EXERCISE DIRECTIONS
Print out every record exactly as it appears.

>> begin STORED ROWS

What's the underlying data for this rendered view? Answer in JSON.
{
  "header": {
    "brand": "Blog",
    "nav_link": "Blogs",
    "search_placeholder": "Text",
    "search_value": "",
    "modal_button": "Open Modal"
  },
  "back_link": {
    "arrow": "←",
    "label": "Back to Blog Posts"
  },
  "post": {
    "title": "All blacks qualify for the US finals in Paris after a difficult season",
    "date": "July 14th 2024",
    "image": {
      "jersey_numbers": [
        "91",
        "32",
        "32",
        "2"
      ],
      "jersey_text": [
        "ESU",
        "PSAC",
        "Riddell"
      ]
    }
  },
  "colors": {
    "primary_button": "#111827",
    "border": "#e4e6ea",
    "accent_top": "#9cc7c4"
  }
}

>> end STORED ROWS

THE OUTPUT
What's the underlying data for this rendered view? Answer in JSON.
{
  "header": {
    "brand": "Blog",
    "nav_link": "Blogs",
    "search_placeholder": "Text",
    "search_value": "",
    "modal_button": "Open Modal"
  },
  "back_link": {
    "arrow": "←",
    "label": "Back to Blog Posts"
  },
  "post": {
    "title": "All blacks qualify for the US finals in Paris after a difficult season",
    "date": "July 14th 2024",
    "image": {
      "jersey_numbers": [
        "91",
        "32",
        "32",
        "2"
      ],
      "jersey_text": [
        "ESU",
        "PSAC",
        "Riddell"
      ]
    }
  },
  "colors": {
    "primary_button": "#111827",
    "border": "#e4e6ea",
    "accent_top": "#9cc7c4"
  }
}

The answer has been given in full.